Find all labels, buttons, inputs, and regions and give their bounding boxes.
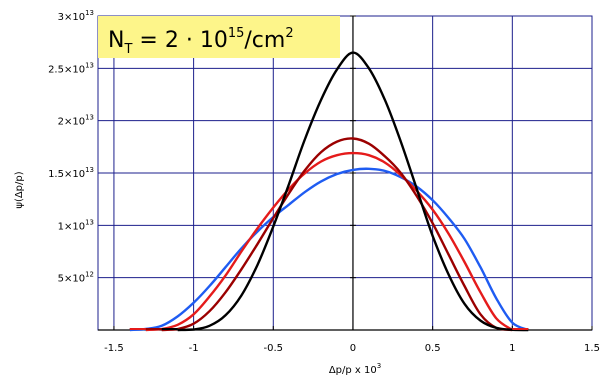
annotation-text: NT = 2 · 1015/cm2 bbox=[108, 26, 294, 57]
x-tick-label: 0 bbox=[350, 343, 356, 354]
series-line bbox=[129, 167, 529, 332]
annotation-box: NT = 2 · 1015/cm2 bbox=[98, 16, 340, 58]
y-tick-label: 2.5×1013 bbox=[48, 61, 94, 75]
x-axis-label: Δp/p x 103 bbox=[329, 362, 381, 376]
x-tick-label: -0.5 bbox=[264, 343, 284, 354]
series-line bbox=[161, 137, 513, 332]
series-layer bbox=[129, 51, 529, 332]
y-tick-label: 1.5×1013 bbox=[48, 166, 94, 180]
x-tick-label: 0.5 bbox=[425, 343, 441, 354]
tick-labels: -1.5 -1 -0.5 0 0.5 1 1.5 5×1012 1×1013 1.5×1013 2×… bbox=[48, 9, 600, 354]
x-tick-label: -1 bbox=[189, 343, 199, 354]
series-line bbox=[145, 151, 514, 332]
y-tick-label: 5×1012 bbox=[58, 271, 94, 285]
y-tick-label: 3×1013 bbox=[58, 9, 94, 23]
x-tick-label: 1.5 bbox=[584, 343, 600, 354]
y-axis-label: ψ(Δp/p) bbox=[14, 171, 25, 208]
series-line bbox=[177, 51, 529, 332]
y-tick-label: 1×1013 bbox=[58, 218, 94, 232]
x-tick-label: 1 bbox=[509, 343, 515, 354]
y-tick-label: 2×1013 bbox=[58, 114, 94, 128]
x-tick-label: -1.5 bbox=[104, 343, 124, 354]
grid bbox=[97, 15, 593, 331]
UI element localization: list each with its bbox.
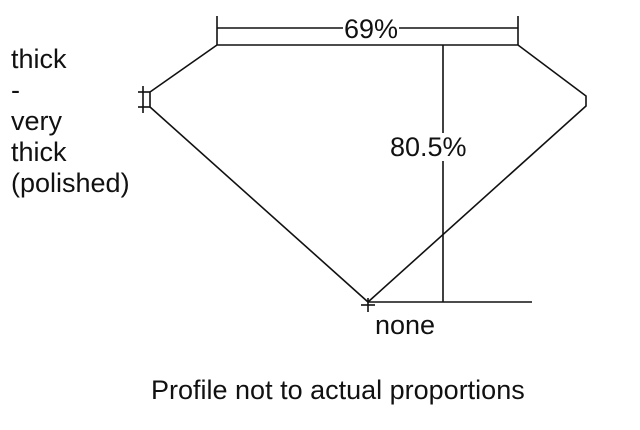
total-depth-label: 80.5%	[390, 132, 467, 162]
girdle-label-line: thick	[11, 137, 67, 167]
girdle-label-line: (polished)	[11, 168, 130, 198]
caption: Profile not to actual proportions	[151, 375, 525, 405]
culet-label: none	[375, 310, 436, 340]
table-width-label: 69%	[343, 14, 400, 44]
girdle-label-line: thick	[11, 44, 67, 74]
gem-outline	[149, 44, 587, 304]
girdle-label-line: -	[11, 75, 20, 105]
girdle-label-line: very	[11, 106, 63, 136]
girdle-thickness-label: thick - very thick (polished)	[11, 44, 130, 199]
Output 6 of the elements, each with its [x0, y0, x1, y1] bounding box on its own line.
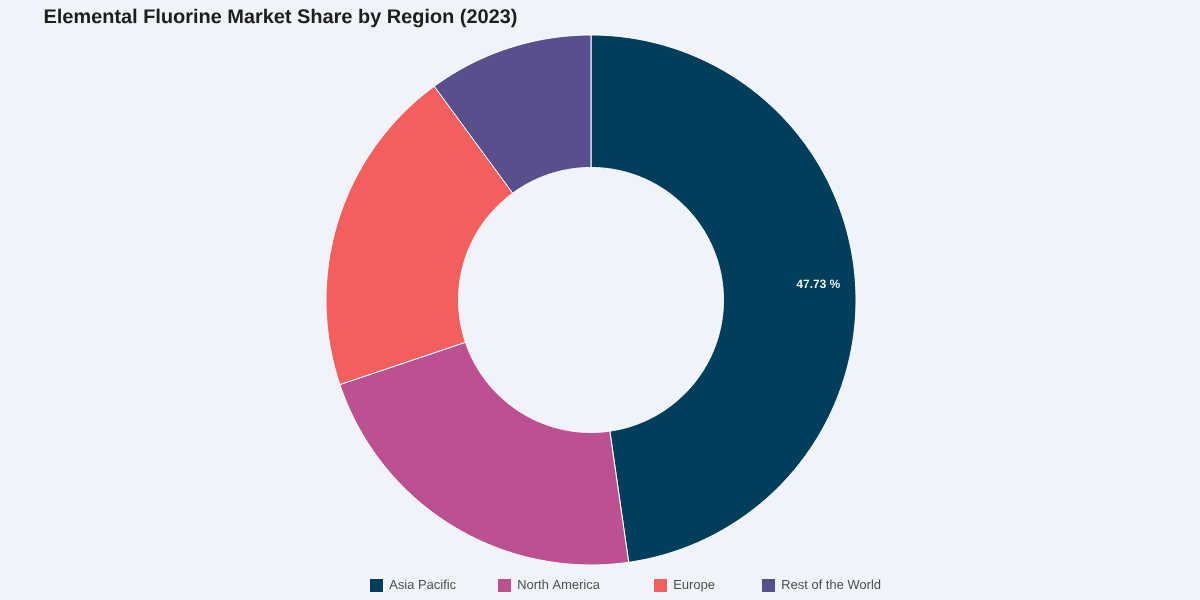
chart-title: Elemental Fluorine Market Share by Region (2023)	[44, 8, 517, 28]
legend-label: Europe	[674, 579, 715, 592]
legend-label: North America	[518, 579, 600, 589]
legend-label: Rest of the World	[782, 579, 881, 589]
legend-label: Asia Pacific	[389, 579, 456, 589]
data-label: 47.73 %	[796, 279, 840, 289]
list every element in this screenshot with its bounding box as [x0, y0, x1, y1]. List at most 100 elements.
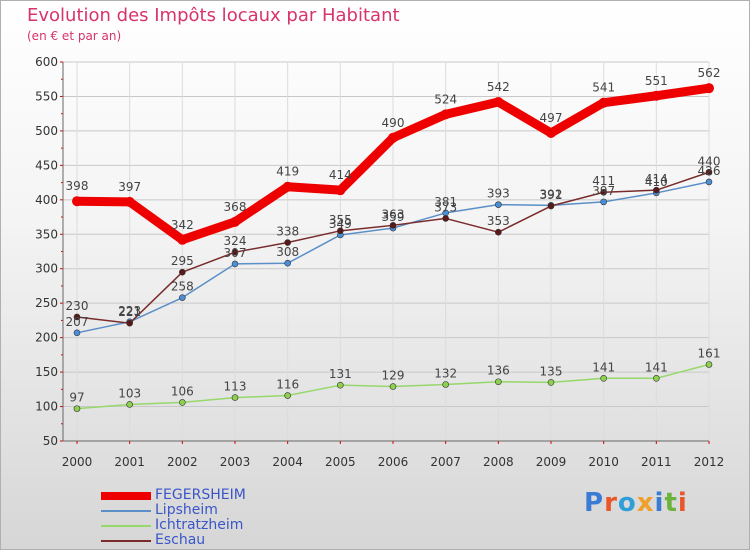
data-point-eschau: [231, 248, 239, 256]
data-label-lipsheim: 258: [171, 280, 194, 294]
x-tick-label: 2002: [167, 455, 198, 469]
data-point-lipsheim: [284, 259, 291, 267]
data-label-eschau: 221: [118, 305, 141, 319]
data-point-ichtratzheim: [547, 379, 555, 386]
x-tick-label: 2001: [114, 455, 145, 469]
data-labels: 207 223 258 307 308 349 359 381 393 392 397 410 426 9…: [66, 66, 721, 404]
data-label-ichtratzheim: 141: [592, 360, 615, 374]
data-label-lipsheim: 307: [224, 246, 247, 260]
x-tick-label: 2000: [62, 455, 93, 469]
data-label-lipsheim: 397: [592, 184, 615, 198]
data-point-lipsheim: [600, 198, 607, 206]
data-point-ichtratzheim: [442, 381, 449, 388]
data-label-fegersheim: 398: [66, 179, 89, 193]
y-tick-label: 50: [43, 434, 58, 448]
logo-letter: x: [636, 488, 655, 518]
data-label-fegersheim: 490: [382, 116, 405, 130]
data-label-lipsheim: 392: [540, 187, 563, 201]
data-label-eschau: 440: [698, 154, 721, 168]
data-label-fegersheim: 368: [224, 200, 247, 214]
y-tick-label: 400: [35, 193, 58, 207]
data-point-eschau: [705, 168, 713, 176]
data-point-ichtratzheim: [284, 392, 291, 399]
legend-item-eschau: Eschau: [101, 532, 361, 548]
logo-letter: t: [664, 488, 678, 518]
data-label-eschau: 373: [434, 200, 457, 214]
legend-label: Eschau: [155, 532, 206, 548]
logo-letter: i: [654, 488, 665, 518]
data-point-ichtratzheim: [389, 383, 397, 390]
data-point-fegersheim: [72, 196, 82, 207]
data-point-fegersheim: [124, 196, 135, 207]
x-tick-label: 2003: [220, 455, 251, 469]
x-tick-label: 2009: [536, 455, 567, 469]
data-label-lipsheim: 381: [434, 195, 457, 209]
data-point-lipsheim: [495, 201, 502, 208]
data-label-fegersheim: 551: [645, 74, 668, 88]
data-label-fegersheim: 342: [171, 218, 194, 232]
y-tick-label: 300: [35, 262, 58, 276]
data-point-lipsheim: [73, 329, 81, 337]
data-label-lipsheim: 349: [329, 217, 352, 231]
data-label-fegersheim: 541: [592, 81, 615, 95]
data-point-eschau: [126, 319, 133, 327]
data-point-ichtratzheim: [179, 399, 186, 406]
data-point-ichtratzheim: [126, 401, 133, 408]
proxiti-logo: Proxiti: [584, 488, 688, 518]
logo-letter: i: [677, 488, 688, 518]
x-tick-label: 2008: [483, 455, 514, 469]
data-point-eschau: [389, 222, 397, 229]
data-point-fegersheim: [493, 96, 504, 107]
data-label-ichtratzheim: 103: [118, 386, 141, 400]
data-point-eschau: [547, 202, 555, 210]
data-point-eschau: [653, 186, 660, 194]
data-label-lipsheim: 393: [487, 187, 510, 201]
y-tick-label: 100: [35, 400, 58, 414]
data-label-fegersheim: 562: [698, 66, 721, 80]
data-label-ichtratzheim: 129: [382, 369, 405, 383]
data-label-fegersheim: 414: [329, 168, 352, 182]
y-tick-label: 500: [35, 124, 58, 138]
x-tick-label: 2011: [641, 455, 672, 469]
data-point-ichtratzheim: [73, 405, 81, 412]
x-tick-label: 2004: [272, 455, 303, 469]
data-label-eschau: 338: [276, 225, 299, 239]
data-label-lipsheim: 359: [382, 210, 405, 224]
data-label-eschau: 391: [540, 188, 563, 202]
legend-swatch: [101, 525, 151, 527]
data-point-lipsheim: [231, 260, 239, 268]
data-label-eschau: 324: [224, 234, 247, 248]
y-tick-label: 450: [35, 158, 58, 172]
legend-item-fegersheim: FEGERSHEIM: [101, 487, 361, 503]
logo-letter: P: [584, 488, 605, 518]
data-label-lipsheim: 308: [276, 245, 299, 259]
legend-label: FEGERSHEIM: [155, 487, 246, 503]
data-label-eschau: 363: [382, 207, 405, 221]
y-tick-label: 600: [35, 55, 58, 69]
y-tick-label: 200: [35, 331, 58, 345]
data-label-eschau: 230: [66, 299, 89, 313]
data-label-lipsheim: 207: [66, 315, 89, 329]
legend: FEGERSHEIM Lipsheim Ichtratzheim Eschau: [101, 487, 361, 548]
data-point-ichtratzheim: [653, 374, 660, 382]
data-label-eschau: 355: [329, 213, 352, 227]
data-point-eschau: [337, 227, 344, 235]
data-point-fegersheim: [388, 132, 398, 143]
data-label-ichtratzheim: 132: [434, 366, 457, 380]
y-tick-label: 550: [35, 89, 58, 103]
logo-letter: r: [604, 488, 618, 518]
data-label-fegersheim: 524: [434, 92, 457, 106]
data-point-fegersheim: [651, 90, 662, 101]
x-tick-label: 2012: [694, 455, 725, 469]
data-label-fegersheim: 497: [540, 111, 563, 125]
data-point-eschau: [284, 239, 291, 246]
legend-item-lipsheim: Lipsheim: [101, 502, 361, 518]
data-label-ichtratzheim: 113: [224, 380, 247, 394]
legend-swatch: [101, 510, 151, 512]
data-point-lipsheim: [179, 294, 186, 301]
legend-swatch: [101, 492, 151, 500]
data-point-fegersheim: [282, 181, 293, 192]
data-point-eschau: [495, 228, 502, 236]
data-label-ichtratzheim: 136: [487, 364, 510, 378]
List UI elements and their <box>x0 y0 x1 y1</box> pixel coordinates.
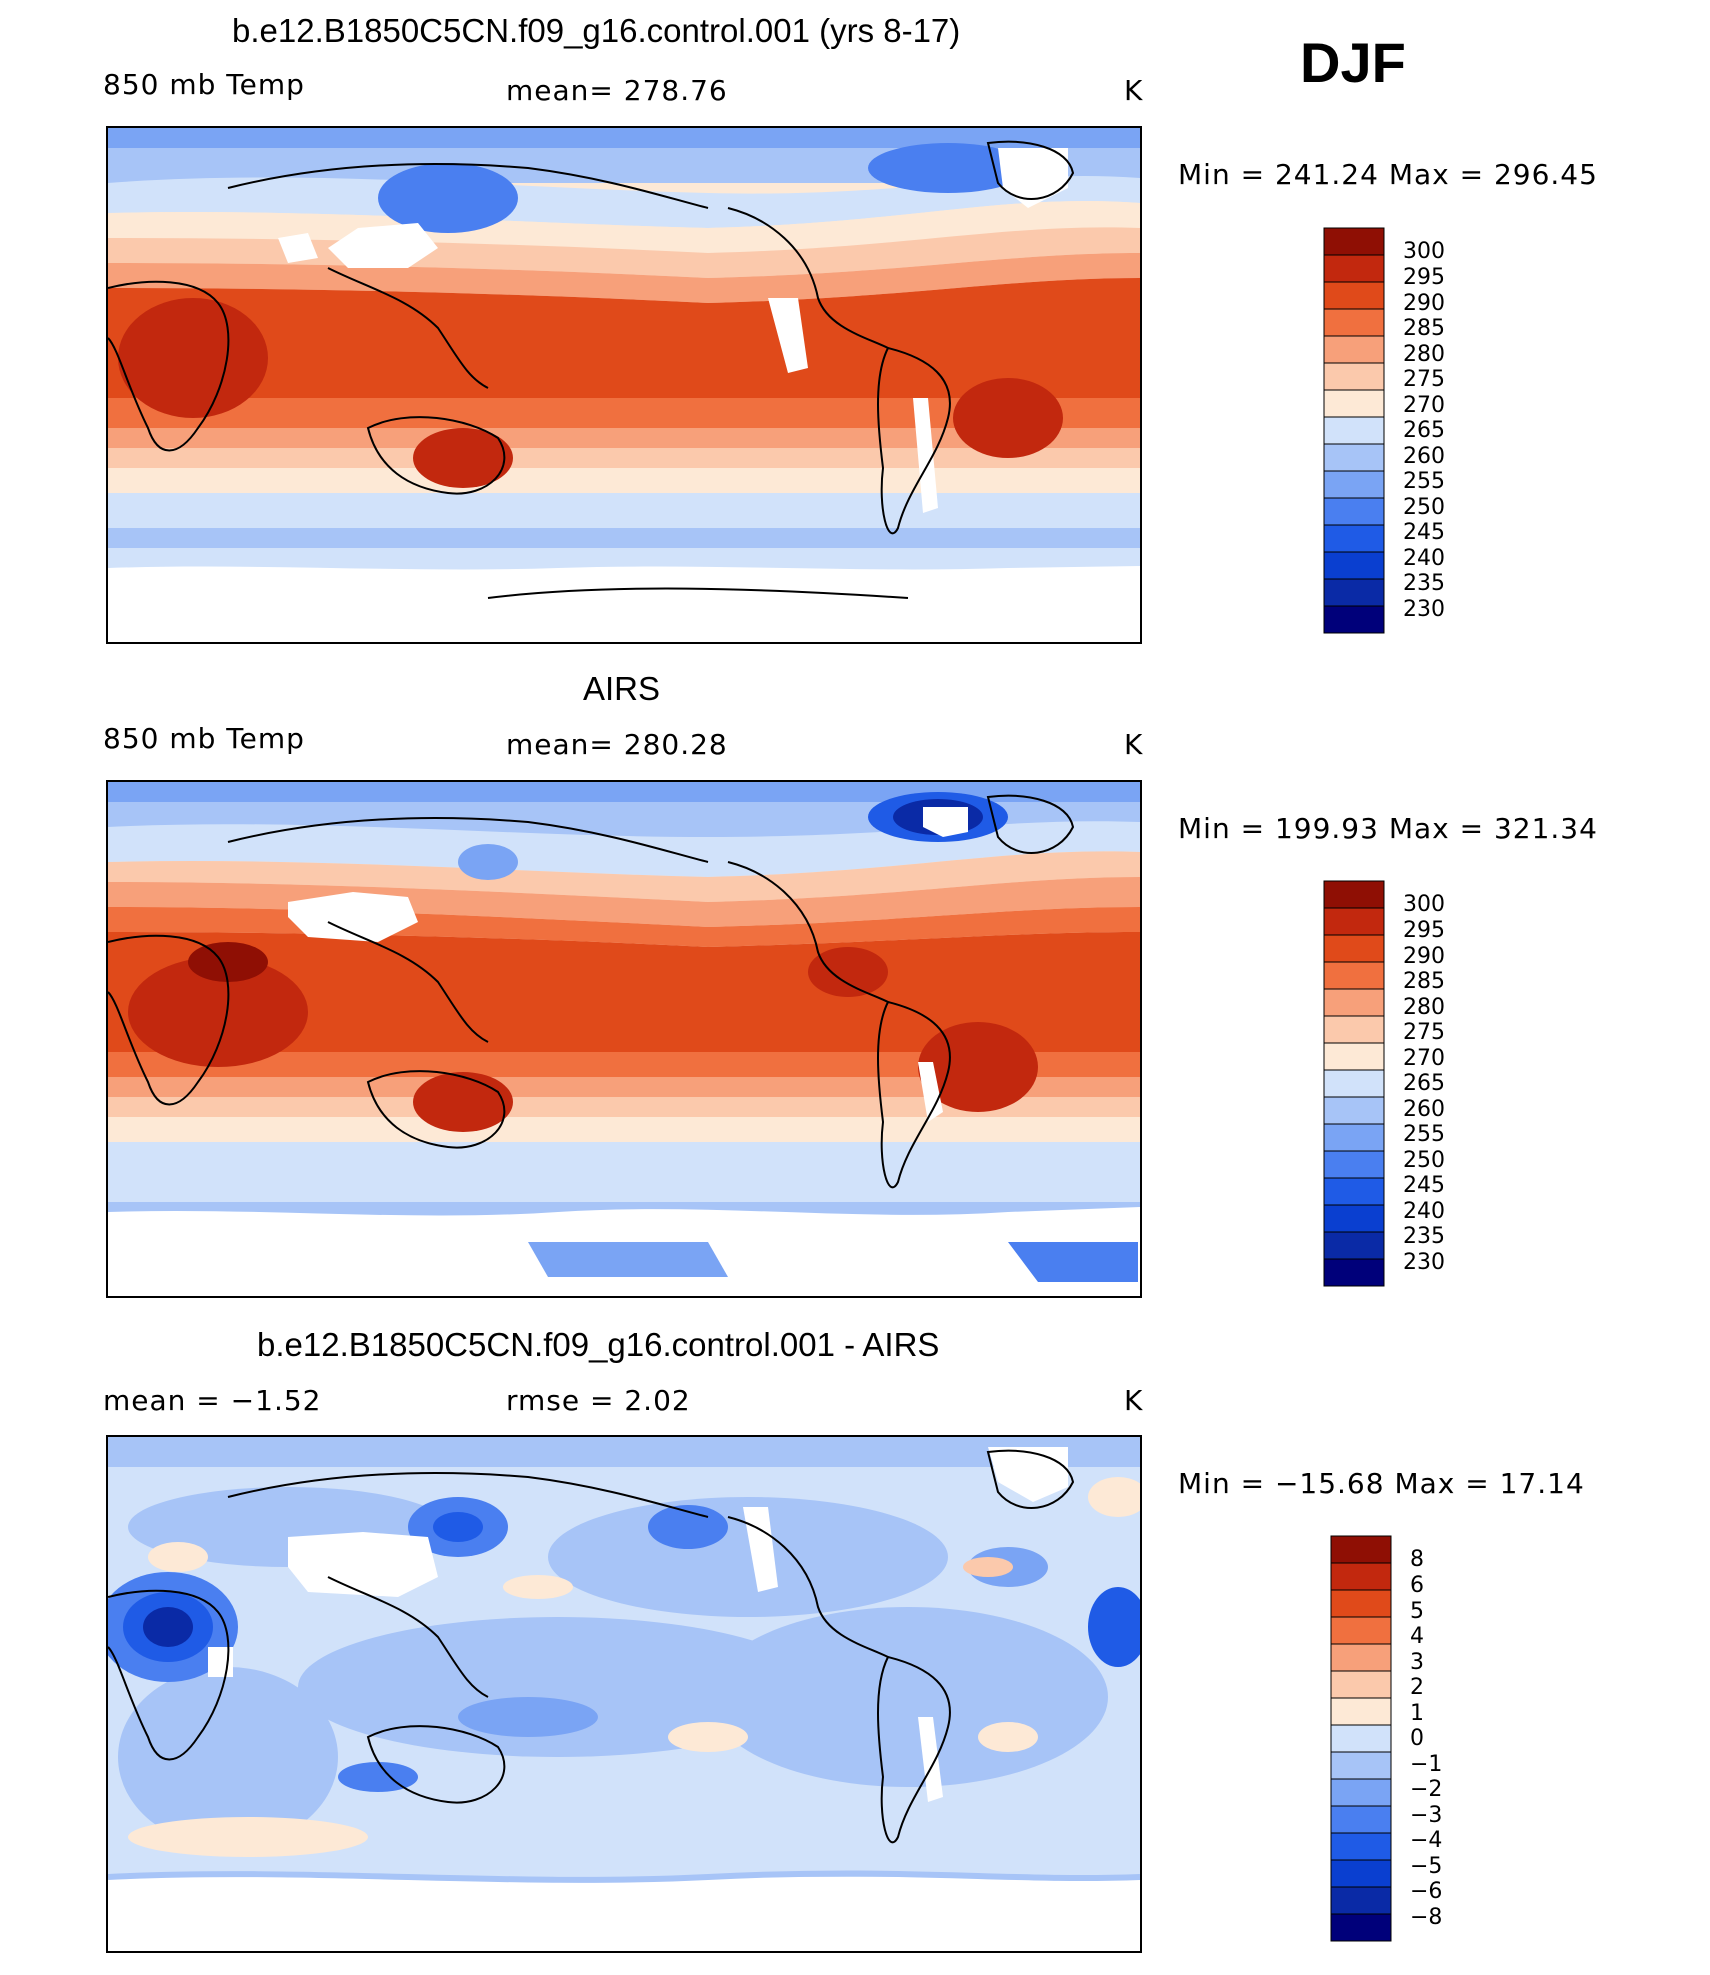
panel2-cb-tick: 300 <box>1403 892 1445 917</box>
panel3-cb-tick: −5 <box>1410 1854 1443 1879</box>
panel3-cb-tick: −2 <box>1410 1777 1443 1802</box>
panel2-cb-tick: 235 <box>1403 1224 1445 1249</box>
panel1-cb-tick: 245 <box>1403 520 1445 545</box>
panel1-colorbar <box>1323 227 1387 642</box>
panel1-cb-tick: 265 <box>1403 418 1445 443</box>
panel1-map <box>106 126 1142 644</box>
panel1-cb-tick: 270 <box>1403 393 1445 418</box>
panel2-cb-tick: 285 <box>1403 969 1445 994</box>
panel2-map-svg <box>108 782 1140 1296</box>
panel1-map-svg <box>108 128 1140 642</box>
panel3-colorbar-svg <box>1330 1535 1392 1942</box>
panel2-map <box>106 780 1142 1298</box>
panel2-cb-tick: 290 <box>1403 944 1445 969</box>
panel2-cb-tick: 270 <box>1403 1046 1445 1071</box>
panel2-colorbar <box>1323 880 1387 1295</box>
panel1-cb-tick: 255 <box>1403 469 1445 494</box>
panel3-rmse-label: rmse = 2.02 <box>506 1384 691 1417</box>
panel3-colorbar <box>1330 1535 1394 1950</box>
panel3-mean-label: mean = −1.52 <box>103 1384 322 1417</box>
panel1-title: b.e12.B1850C5CN.f09_g16.control.001 (yrs… <box>232 12 961 49</box>
panel3-map-svg <box>108 1437 1140 1951</box>
panel2-units: K <box>1124 728 1144 761</box>
panel3-cb-tick: 3 <box>1410 1650 1424 1675</box>
panel3-cb-tick: 1 <box>1410 1701 1424 1726</box>
panel1-variable-label: 850 mb Temp <box>103 68 305 101</box>
panel3-cb-tick: −1 <box>1410 1752 1443 1777</box>
panel1-cb-tick: 300 <box>1403 239 1445 264</box>
panel2-cb-tick: 295 <box>1403 918 1445 943</box>
panel3-map <box>106 1435 1142 1953</box>
panel2-cb-tick: 240 <box>1403 1199 1445 1224</box>
panel1-minmax: Min = 241.24 Max = 296.45 <box>1178 158 1598 191</box>
panel1-units: K <box>1124 74 1144 107</box>
panel3-cb-tick: 4 <box>1410 1624 1424 1649</box>
panel1-cb-tick: 230 <box>1403 597 1445 622</box>
panel2-cb-tick: 255 <box>1403 1122 1445 1147</box>
panel2-cb-tick: 245 <box>1403 1173 1445 1198</box>
panel1-cb-tick: 295 <box>1403 265 1445 290</box>
panel3-title: b.e12.B1850C5CN.f09_g16.control.001 - AI… <box>257 1326 940 1363</box>
panel3-cb-tick: 5 <box>1410 1599 1424 1624</box>
panel3-cb-tick: 8 <box>1410 1547 1424 1572</box>
panel2-cb-tick: 230 <box>1403 1250 1445 1275</box>
panel2-variable-label: 850 mb Temp <box>103 722 305 755</box>
panel2-mean-label: mean= 280.28 <box>506 728 728 761</box>
panel3-cb-tick: −4 <box>1410 1828 1443 1853</box>
panel1-cb-tick: 290 <box>1403 291 1445 316</box>
panel3-cb-tick: 2 <box>1410 1675 1424 1700</box>
panel2-cb-tick: 250 <box>1403 1148 1445 1173</box>
panel3-cb-tick: 6 <box>1410 1573 1424 1598</box>
season-label: DJF <box>1300 31 1406 94</box>
panel2-minmax: Min = 199.93 Max = 321.34 <box>1178 812 1598 845</box>
panel1-cb-tick: 285 <box>1403 316 1445 341</box>
panel1-cb-tick: 235 <box>1403 571 1445 596</box>
panel1-cb-tick: 250 <box>1403 495 1445 520</box>
panel1-cb-tick: 260 <box>1403 444 1445 469</box>
panel2-cb-tick: 280 <box>1403 995 1445 1020</box>
panel1-colorbar-svg <box>1323 227 1385 634</box>
panel1-cb-tick: 275 <box>1403 367 1445 392</box>
panel3-cb-tick: −8 <box>1410 1905 1443 1930</box>
panel1-cb-tick: 240 <box>1403 546 1445 571</box>
panel2-cb-tick: 260 <box>1403 1097 1445 1122</box>
panel2-colorbar-svg <box>1323 880 1385 1287</box>
panel3-units: K <box>1124 1384 1144 1417</box>
panel2-cb-tick: 265 <box>1403 1071 1445 1096</box>
panel3-cb-tick: 0 <box>1410 1726 1424 1751</box>
panel3-cb-tick: −3 <box>1410 1803 1443 1828</box>
panel2-cb-tick: 275 <box>1403 1020 1445 1045</box>
panel3-minmax: Min = −15.68 Max = 17.14 <box>1178 1467 1585 1500</box>
panel1-cb-tick: 280 <box>1403 342 1445 367</box>
panel1-mean-label: mean= 278.76 <box>506 74 728 107</box>
panel3-cb-tick: −6 <box>1410 1879 1443 1904</box>
panel2-title: AIRS <box>583 670 661 707</box>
•••
▶ _Written exercise_
Put the rows from the line containing "annotation-text: NT = 2" through the line containing "Output 6 of", both included, into a JSON list of strings, one string per line, skipping blank lines. Leave the pictures out.

▶ _Finished answer_
[
  "annotation-text: NT = 2 · 1015/cm2 bbox=[108, 26, 294, 57]",
  "x-tick-label: 0 bbox=[350, 343, 356, 354]",
  "series-line bbox=[129, 167, 529, 332]",
  "annotation-box: NT = 2 · 1015/cm2 bbox=[98, 16, 340, 58]",
  "y-tick-label: 2.5×1013 bbox=[48, 61, 94, 75]",
  "x-axis-label: Δp/p x 103 bbox=[329, 362, 381, 376]",
  "x-tick-label: -0.5 bbox=[264, 343, 284, 354]",
  "series-line bbox=[161, 137, 513, 332]",
  "series-layer bbox=[129, 51, 529, 332]",
  "y-tick-label: 1.5×1013 bbox=[48, 166, 94, 180]",
  "x-tick-label: 0.5 bbox=[425, 343, 441, 354]",
  "tick-labels: -1.5 -1 -0.5 0 0.5 1 1.5 5×1012 1×1013 1.5×1013 2×… bbox=[48, 9, 600, 354]",
  "x-tick-label: -1 bbox=[189, 343, 199, 354]",
  "series-line bbox=[145, 151, 514, 332]",
  "y-tick-label: 5×1012 bbox=[58, 271, 94, 285]",
  "y-tick-label: 3×1013 bbox=[58, 9, 94, 23]",
  "x-tick-label: 1.5 bbox=[584, 343, 600, 354]",
  "y-axis-label: ψ(Δp/p) bbox=[14, 171, 25, 208]",
  "series-line bbox=[177, 51, 529, 332]",
  "y-tick-label: 1×1013 bbox=[58, 218, 94, 232]",
  "x-tick-label: 1 bbox=[509, 343, 515, 354]",
  "y-tick-label: 2×1013 bbox=[58, 114, 94, 128]",
  "x-tick-label: -1.5 bbox=[104, 343, 124, 354]",
  "grid bbox=[97, 15, 593, 331]",
  "UI element localization: list each with its bbox.",
  "total-depth-label: 80.5%\t[390, 132, 467, 162]",
  "girdle-label-line: thick\t[11, 137, 67, 167]",
  "girdle-label-line: (polished)\t[11, 168, 130, 198]",
  "caption: Profile not to actual proportions\t[151, 375, 525, 405]",
  "culet-label: none\t[375, 310, 436, 340]",
  "table-width-label: 69%\t[343, 14, 400, 44]",
  "girdle-label-line: thick\t[11, 44, 67, 74]",
  "gem-outline\t[149, 44, 587, 304]",
  "girdle-label-line: -\t[11, 75, 20, 105]",
  "girdle-label-line: very\t[11, 106, 63, 136]",
  "girdle-thickness-label: thick - very thick (polished)\t[11, 44, 130, 199]",
  "Output 6 of the elements, each with its [x0, y0, x1, y1] bounding box on its own line."
]